Return the lines below that carry the word "series".

──────────────────────────────

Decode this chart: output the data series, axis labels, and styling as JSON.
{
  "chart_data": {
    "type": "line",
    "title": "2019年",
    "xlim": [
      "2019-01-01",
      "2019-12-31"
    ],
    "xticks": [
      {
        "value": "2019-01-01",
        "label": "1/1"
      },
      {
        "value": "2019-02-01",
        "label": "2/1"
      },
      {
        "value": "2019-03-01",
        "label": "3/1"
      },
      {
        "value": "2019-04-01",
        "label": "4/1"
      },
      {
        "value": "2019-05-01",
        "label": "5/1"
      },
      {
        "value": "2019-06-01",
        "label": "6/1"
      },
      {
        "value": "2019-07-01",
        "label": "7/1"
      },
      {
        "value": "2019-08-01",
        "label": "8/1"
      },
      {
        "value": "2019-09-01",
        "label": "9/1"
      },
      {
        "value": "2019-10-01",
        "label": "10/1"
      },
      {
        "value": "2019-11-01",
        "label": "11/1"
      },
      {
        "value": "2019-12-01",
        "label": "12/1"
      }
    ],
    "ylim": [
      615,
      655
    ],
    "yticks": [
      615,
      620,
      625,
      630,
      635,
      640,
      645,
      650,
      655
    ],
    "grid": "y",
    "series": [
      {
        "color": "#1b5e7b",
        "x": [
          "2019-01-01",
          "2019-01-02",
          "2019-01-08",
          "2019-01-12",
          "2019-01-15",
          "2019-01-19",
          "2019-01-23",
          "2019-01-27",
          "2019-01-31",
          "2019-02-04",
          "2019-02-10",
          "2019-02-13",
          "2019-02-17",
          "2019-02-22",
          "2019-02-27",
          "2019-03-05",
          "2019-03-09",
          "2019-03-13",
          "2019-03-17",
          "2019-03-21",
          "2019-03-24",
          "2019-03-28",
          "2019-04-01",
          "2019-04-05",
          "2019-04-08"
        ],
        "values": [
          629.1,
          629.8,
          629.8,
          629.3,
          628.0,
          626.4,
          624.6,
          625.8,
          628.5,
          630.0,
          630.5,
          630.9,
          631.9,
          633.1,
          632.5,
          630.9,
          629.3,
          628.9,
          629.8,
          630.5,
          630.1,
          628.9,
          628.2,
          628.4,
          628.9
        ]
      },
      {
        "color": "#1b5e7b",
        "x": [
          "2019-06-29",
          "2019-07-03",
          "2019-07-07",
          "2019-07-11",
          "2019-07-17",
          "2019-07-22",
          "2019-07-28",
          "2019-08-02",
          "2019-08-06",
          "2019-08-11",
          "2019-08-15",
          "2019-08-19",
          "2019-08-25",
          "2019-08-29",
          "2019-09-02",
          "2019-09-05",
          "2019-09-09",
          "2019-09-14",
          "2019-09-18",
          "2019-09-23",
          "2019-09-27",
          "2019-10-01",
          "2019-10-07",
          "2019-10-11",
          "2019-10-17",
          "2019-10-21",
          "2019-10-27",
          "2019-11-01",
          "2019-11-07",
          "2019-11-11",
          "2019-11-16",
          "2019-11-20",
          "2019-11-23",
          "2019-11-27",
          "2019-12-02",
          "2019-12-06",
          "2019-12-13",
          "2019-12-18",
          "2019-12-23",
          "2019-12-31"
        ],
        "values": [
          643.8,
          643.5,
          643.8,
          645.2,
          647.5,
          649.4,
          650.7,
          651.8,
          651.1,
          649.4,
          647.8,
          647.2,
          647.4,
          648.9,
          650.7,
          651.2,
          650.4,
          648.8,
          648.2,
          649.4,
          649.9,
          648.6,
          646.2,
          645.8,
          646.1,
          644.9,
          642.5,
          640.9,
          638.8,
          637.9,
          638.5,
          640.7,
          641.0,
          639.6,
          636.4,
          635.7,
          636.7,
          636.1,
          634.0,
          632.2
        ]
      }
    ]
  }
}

──────────────────────────────

FINAL RESULT
Decode this chart: output the data series, axis labels, and styling as JSON.
    "series": [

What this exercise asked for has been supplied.